» STATED GOAL: Find every line in the records below that holds the word "chart", and copy each one.

════

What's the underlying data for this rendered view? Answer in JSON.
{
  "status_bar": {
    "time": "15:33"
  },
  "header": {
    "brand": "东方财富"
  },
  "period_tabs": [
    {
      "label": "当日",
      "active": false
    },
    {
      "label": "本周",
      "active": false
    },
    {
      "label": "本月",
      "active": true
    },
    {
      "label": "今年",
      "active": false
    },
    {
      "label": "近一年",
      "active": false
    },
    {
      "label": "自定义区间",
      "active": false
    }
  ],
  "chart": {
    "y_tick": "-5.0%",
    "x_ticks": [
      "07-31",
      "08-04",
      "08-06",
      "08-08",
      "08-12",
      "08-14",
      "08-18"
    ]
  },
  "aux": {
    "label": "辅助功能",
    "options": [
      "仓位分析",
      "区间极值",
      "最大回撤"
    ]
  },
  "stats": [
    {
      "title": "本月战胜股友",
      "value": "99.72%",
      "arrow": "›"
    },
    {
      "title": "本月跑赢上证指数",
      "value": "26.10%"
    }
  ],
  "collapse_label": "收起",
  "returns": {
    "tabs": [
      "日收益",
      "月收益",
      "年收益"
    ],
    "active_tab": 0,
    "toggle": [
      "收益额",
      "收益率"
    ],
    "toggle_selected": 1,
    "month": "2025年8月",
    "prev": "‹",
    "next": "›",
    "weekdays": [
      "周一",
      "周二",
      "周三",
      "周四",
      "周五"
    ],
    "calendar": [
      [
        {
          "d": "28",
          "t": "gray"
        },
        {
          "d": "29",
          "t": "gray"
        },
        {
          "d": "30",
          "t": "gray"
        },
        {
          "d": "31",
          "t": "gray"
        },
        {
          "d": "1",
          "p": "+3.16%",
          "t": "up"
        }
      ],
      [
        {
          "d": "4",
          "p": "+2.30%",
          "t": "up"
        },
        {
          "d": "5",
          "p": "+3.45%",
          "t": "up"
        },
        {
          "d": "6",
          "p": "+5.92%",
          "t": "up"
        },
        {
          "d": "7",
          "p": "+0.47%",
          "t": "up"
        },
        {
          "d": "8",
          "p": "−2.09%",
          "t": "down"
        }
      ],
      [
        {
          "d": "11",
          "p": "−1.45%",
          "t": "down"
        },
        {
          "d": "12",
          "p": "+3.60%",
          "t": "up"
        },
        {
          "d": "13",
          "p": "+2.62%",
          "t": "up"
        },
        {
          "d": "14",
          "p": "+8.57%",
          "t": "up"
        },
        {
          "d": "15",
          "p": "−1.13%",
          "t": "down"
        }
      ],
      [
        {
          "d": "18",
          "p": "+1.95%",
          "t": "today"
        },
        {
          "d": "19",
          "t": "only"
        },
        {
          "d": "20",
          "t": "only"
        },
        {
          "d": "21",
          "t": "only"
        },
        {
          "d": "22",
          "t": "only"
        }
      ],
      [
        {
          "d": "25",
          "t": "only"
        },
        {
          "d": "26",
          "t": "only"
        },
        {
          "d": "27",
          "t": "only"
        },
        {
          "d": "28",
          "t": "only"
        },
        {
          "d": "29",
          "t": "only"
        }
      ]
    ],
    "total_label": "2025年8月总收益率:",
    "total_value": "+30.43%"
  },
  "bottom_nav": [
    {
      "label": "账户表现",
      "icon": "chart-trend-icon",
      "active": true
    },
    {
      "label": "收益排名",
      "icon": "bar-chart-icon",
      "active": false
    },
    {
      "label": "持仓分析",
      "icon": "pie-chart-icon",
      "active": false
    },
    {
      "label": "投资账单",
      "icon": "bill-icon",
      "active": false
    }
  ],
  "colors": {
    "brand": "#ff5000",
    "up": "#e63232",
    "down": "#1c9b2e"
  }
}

════

» RESPONSE TO THE TASK:
  "chart": {
      "icon": "chart-trend-icon",
      "icon": "bar-chart-icon",
      "icon": "pie-chart-icon",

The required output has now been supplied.